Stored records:
========
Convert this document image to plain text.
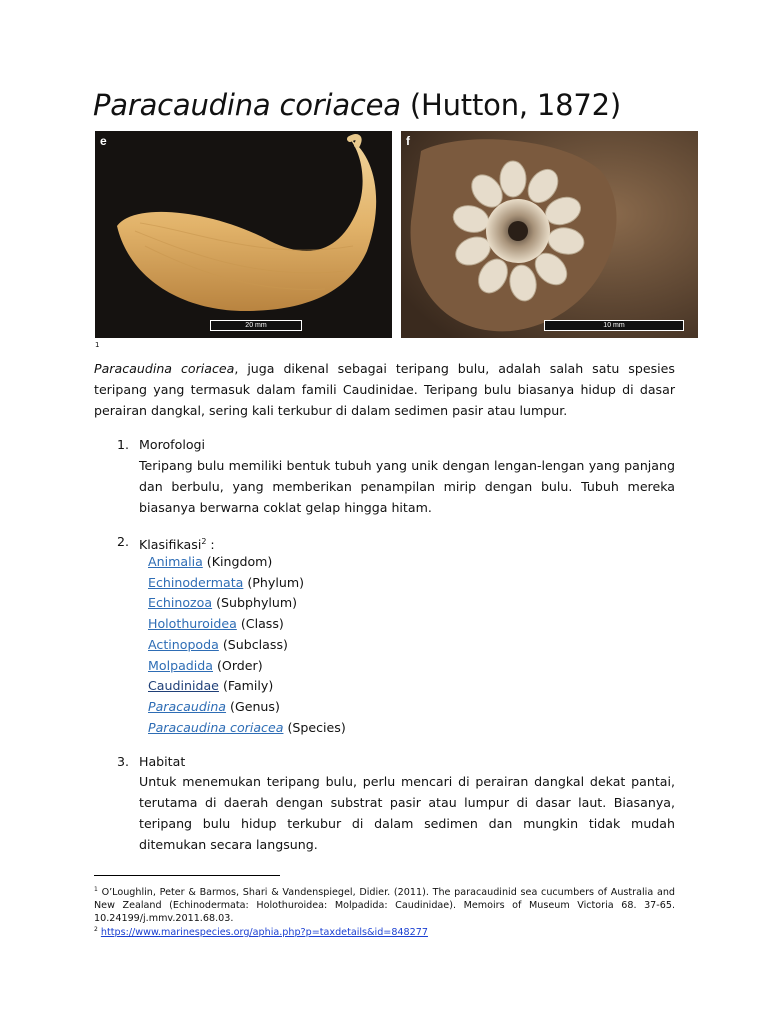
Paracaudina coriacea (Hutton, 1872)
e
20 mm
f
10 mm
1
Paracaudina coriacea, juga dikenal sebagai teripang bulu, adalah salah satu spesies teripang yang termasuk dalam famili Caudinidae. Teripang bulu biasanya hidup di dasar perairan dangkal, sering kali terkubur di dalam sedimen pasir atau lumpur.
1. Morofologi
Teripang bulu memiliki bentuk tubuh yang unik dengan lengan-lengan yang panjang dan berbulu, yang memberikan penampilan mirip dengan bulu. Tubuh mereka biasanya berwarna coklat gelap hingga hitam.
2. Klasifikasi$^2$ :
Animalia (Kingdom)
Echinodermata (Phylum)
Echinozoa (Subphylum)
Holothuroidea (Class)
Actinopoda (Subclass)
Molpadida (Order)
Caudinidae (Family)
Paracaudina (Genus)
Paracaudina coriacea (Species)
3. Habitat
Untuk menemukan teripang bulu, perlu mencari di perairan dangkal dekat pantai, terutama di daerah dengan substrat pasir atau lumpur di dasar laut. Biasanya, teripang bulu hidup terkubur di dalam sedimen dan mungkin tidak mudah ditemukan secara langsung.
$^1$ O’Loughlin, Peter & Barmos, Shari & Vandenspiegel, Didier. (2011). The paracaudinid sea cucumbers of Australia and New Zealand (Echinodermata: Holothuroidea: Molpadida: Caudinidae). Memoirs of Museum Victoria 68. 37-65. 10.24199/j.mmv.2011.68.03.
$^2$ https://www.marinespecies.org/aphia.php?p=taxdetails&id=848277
========
▶ _EXERCISE DIRECTIONS_
Search the material above for "Molpadida". Pull out each line where it shows up.

▶ _ANSWER FOR THE TASK_
Molpadida (Order)
$^1$ O’Loughlin, Peter & Barmos, Shari & Vandenspiegel, Didier. (2011). The paracaudinid sea cucumbers of Australia and New Zealand (Echinodermata: Holothuroidea: Molpadida: Caudinidae). Memoirs of Museum Victoria 68. 37-65. 10.24199/j.mmv.2011.68.03.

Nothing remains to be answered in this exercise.